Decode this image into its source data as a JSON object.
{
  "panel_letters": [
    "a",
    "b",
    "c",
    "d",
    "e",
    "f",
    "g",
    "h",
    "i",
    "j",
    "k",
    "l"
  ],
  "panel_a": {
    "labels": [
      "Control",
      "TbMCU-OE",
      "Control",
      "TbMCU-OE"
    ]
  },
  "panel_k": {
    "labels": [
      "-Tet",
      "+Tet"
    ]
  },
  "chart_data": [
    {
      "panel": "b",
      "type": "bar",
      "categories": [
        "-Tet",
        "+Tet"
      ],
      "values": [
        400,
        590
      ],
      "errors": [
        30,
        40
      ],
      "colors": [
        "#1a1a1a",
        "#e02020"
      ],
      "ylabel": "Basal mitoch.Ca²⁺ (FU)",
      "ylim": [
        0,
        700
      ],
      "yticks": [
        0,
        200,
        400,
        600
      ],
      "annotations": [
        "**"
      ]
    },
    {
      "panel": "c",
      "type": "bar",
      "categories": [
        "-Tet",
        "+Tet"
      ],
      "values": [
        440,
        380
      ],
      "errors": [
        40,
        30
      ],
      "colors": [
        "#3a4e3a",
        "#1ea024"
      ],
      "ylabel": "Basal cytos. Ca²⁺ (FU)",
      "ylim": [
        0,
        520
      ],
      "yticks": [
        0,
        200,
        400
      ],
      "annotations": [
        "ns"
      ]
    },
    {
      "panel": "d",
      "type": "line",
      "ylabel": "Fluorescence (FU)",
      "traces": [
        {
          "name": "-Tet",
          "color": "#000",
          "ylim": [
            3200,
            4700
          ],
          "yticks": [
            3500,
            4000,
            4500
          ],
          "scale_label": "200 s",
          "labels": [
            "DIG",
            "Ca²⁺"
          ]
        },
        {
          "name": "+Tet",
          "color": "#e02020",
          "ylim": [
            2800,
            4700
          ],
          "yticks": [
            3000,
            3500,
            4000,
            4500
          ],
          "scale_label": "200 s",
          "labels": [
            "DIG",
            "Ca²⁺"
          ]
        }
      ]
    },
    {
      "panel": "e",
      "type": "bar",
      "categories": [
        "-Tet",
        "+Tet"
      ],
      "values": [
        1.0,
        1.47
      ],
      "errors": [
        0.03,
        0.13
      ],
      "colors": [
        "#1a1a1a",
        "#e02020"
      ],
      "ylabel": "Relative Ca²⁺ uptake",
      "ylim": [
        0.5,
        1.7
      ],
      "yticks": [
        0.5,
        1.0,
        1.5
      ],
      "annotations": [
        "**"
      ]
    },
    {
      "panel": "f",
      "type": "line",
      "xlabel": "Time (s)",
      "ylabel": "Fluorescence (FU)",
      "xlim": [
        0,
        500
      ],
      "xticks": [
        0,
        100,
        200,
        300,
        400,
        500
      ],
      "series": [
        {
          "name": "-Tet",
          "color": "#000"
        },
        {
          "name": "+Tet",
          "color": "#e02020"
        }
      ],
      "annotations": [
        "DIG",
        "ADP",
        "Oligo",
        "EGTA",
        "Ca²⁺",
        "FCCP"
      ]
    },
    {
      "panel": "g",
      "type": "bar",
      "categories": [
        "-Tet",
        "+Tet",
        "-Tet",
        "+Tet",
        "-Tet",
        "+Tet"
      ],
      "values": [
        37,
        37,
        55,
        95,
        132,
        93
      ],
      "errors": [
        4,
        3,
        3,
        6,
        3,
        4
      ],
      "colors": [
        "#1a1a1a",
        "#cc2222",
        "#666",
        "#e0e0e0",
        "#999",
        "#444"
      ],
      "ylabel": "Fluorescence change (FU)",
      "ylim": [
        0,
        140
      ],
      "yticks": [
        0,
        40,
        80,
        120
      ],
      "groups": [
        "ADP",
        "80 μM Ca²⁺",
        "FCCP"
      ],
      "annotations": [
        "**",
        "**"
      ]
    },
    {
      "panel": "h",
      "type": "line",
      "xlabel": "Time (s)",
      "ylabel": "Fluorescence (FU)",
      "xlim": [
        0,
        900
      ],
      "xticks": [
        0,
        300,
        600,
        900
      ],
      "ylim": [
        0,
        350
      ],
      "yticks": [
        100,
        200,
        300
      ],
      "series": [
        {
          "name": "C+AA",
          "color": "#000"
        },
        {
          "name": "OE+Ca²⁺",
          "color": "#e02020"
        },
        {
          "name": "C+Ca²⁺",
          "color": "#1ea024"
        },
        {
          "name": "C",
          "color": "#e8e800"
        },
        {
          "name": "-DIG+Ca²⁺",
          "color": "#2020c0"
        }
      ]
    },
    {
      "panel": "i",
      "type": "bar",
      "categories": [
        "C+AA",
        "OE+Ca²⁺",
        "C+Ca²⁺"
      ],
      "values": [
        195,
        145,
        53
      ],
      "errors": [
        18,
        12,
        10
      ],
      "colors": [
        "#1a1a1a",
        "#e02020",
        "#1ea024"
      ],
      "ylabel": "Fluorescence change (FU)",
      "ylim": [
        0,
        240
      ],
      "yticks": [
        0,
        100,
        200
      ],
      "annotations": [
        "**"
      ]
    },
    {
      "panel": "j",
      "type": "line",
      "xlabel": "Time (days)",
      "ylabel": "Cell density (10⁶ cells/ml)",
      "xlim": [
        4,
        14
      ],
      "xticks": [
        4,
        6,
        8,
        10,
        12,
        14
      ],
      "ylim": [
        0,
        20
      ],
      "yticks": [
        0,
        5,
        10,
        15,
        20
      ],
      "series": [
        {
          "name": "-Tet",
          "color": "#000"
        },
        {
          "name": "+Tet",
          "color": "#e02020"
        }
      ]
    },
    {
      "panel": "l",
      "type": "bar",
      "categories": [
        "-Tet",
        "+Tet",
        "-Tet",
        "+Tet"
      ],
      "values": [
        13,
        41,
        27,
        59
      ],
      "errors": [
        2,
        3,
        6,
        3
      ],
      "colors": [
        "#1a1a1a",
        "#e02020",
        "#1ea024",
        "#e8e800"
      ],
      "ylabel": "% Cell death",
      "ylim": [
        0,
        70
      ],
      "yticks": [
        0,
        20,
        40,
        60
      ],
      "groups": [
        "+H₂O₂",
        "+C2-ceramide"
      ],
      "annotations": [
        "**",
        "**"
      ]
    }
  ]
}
━━━━━━━━━━━━━━━━━━━━
_Problem requirements_
All entries should be restated word for word.

_Task solution_
Decode this image into its source data as a JSON object.
{
  "panel_letters": [
    "a",
    "b",
    "c",
    "d",
    "e",
    "f",
    "g",
    "h",
    "i",
    "j",
    "k",
    "l"
  ],
  "panel_a": {
    "labels": [
      "Control",
      "TbMCU-OE",
      "Control",
      "TbMCU-OE"
    ]
  },
  "panel_k": {
    "labels": [
      "-Tet",
      "+Tet"
    ]
  },
  "chart_data": [
    {
      "panel": "b",
      "type": "bar",
      "categories": [
        "-Tet",
        "+Tet"
      ],
      "values": [
        400,
        590
      ],
      "errors": [
        30,
        40
      ],
      "colors": [
        "#1a1a1a",
        "#e02020"
      ],
      "ylabel": "Basal mitoch.Ca²⁺ (FU)",
      "ylim": [
        0,
        700
      ],
      "yticks": [
        0,
        200,
        400,
        600
      ],
      "annotations": [
        "**"
      ]
    },
    {
      "panel": "c",
      "type": "bar",
      "categories": [
        "-Tet",
        "+Tet"
      ],
      "values": [
        440,
        380
      ],
      "errors": [
        40,
        30
      ],
      "colors": [
        "#3a4e3a",
        "#1ea024"
      ],
      "ylabel": "Basal cytos. Ca²⁺ (FU)",
      "ylim": [
        0,
        520
      ],
      "yticks": [
        0,
        200,
        400
      ],
      "annotations": [
        "ns"
      ]
    },
    {
      "panel": "d",
      "type": "line",
      "ylabel": "Fluorescence (FU)",
      "traces": [
        {
          "name": "-Tet",
          "color": "#000",
          "ylim": [
            3200,
            4700
          ],
          "yticks": [
            3500,
            4000,
            4500
          ],
          "scale_label": "200 s",
          "labels": [
            "DIG",
            "Ca²⁺"
          ]
        },
        {
          "name": "+Tet",
          "color": "#e02020",
          "ylim": [
            2800,
            4700
          ],
          "yticks": [
            3000,
            3500,
            4000,
            4500
          ],
          "scale_label": "200 s",
          "labels": [
            "DIG",
            "Ca²⁺"
          ]
        }
      ]
    },
    {
      "panel": "e",
      "type": "bar",
      "categories": [
        "-Tet",
        "+Tet"
      ],
      "values": [
        1.0,
        1.47
      ],
      "errors": [
        0.03,
        0.13
      ],
      "colors": [
        "#1a1a1a",
        "#e02020"
      ],
      "ylabel": "Relative Ca²⁺ uptake",
      "ylim": [
        0.5,
        1.7
      ],
      "yticks": [
        0.5,
        1.0,
        1.5
      ],
      "annotations": [
        "**"
      ]
    },
    {
      "panel": "f",
      "type": "line",
      "xlabel": "Time (s)",
      "ylabel": "Fluorescence (FU)",
      "xlim": [
        0,
        500
      ],
      "xticks": [
        0,
        100,
        200,
        300,
        400,
        500
      ],
      "series": [
        {
          "name": "-Tet",
          "color": "#000"
        },
        {
          "name": "+Tet",
          "color": "#e02020"
        }
      ],
      "annotations": [
        "DIG",
        "ADP",
        "Oligo",
        "EGTA",
        "Ca²⁺",
        "FCCP"
      ]
    },
    {
      "panel": "g",
      "type": "bar",
      "categories": [
        "-Tet",
        "+Tet",
        "-Tet",
        "+Tet",
        "-Tet",
        "+Tet"
      ],
      "values": [
        37,
        37,
        55,
        95,
        132,
        93
      ],
      "errors": [
        4,
        3,
        3,
        6,
        3,
        4
      ],
      "colors": [
        "#1a1a1a",
        "#cc2222",
        "#666",
        "#e0e0e0",
        "#999",
        "#444"
      ],
      "ylabel": "Fluorescence change (FU)",
      "ylim": [
        0,
        140
      ],
      "yticks": [
        0,
        40,
        80,
        120
      ],
      "groups": [
        "ADP",
        "80 μM Ca²⁺",
        "FCCP"
      ],
      "annotations": [
        "**",
        "**"
      ]
    },
    {
      "panel": "h",
      "type": "line",
      "xlabel": "Time (s)",
      "ylabel": "Fluorescence (FU)",
      "xlim": [
        0,
        900
      ],
      "xticks": [
        0,
        300,
        600,
        900
      ],
      "ylim": [
        0,
        350
      ],
      "yticks": [
        100,
        200,
        300
      ],
      "series": [
        {
          "name": "C+AA",
          "color": "#000"
        },
        {
          "name": "OE+Ca²⁺",
          "color": "#e02020"
        },
        {
          "name": "C+Ca²⁺",
          "color": "#1ea024"
        },
        {
          "name": "C",
          "color": "#e8e800"
        },
        {
          "name": "-DIG+Ca²⁺",
          "color": "#2020c0"
        }
      ]
    },
    {
      "panel": "i",
      "type": "bar",
      "categories": [
        "C+AA",
        "OE+Ca²⁺",
        "C+Ca²⁺"
      ],
      "values": [
        195,
        145,
        53
      ],
      "errors": [
        18,
        12,
        10
      ],
      "colors": [
        "#1a1a1a",
        "#e02020",
        "#1ea024"
      ],
      "ylabel": "Fluorescence change (FU)",
      "ylim": [
        0,
        240
      ],
      "yticks": [
        0,
        100,
        200
      ],
      "annotations": [
        "**"
      ]
    },
    {
      "panel": "j",
      "type": "line",
      "xlabel": "Time (days)",
      "ylabel": "Cell density (10⁶ cells/ml)",
      "xlim": [
        4,
        14
      ],
      "xticks": [
        4,
        6,
        8,
        10,
        12,
        14
      ],
      "ylim": [
        0,
        20
      ],
      "yticks": [
        0,
        5,
        10,
        15,
        20
      ],
      "series": [
        {
          "name": "-Tet",
          "color": "#000"
        },
        {
          "name": "+Tet",
          "color": "#e02020"
        }
      ]
    },
    {
      "panel": "l",
      "type": "bar",
      "categories": [
        "-Tet",
        "+Tet",
        "-Tet",
        "+Tet"
      ],
      "values": [
        13,
        41,
        27,
        59
      ],
      "errors": [
        2,
        3,
        6,
        3
      ],
      "colors": [
        "#1a1a1a",
        "#e02020",
        "#1ea024",
        "#e8e800"
      ],
      "ylabel": "% Cell death",
      "ylim": [
        0,
        70
      ],
      "yticks": [
        0,
        20,
        40,
        60
      ],
      "groups": [
        "+H₂O₂",
        "+C2-ceramide"
      ],
      "annotations": [
        "**",
        "**"
      ]
    }
  ]
}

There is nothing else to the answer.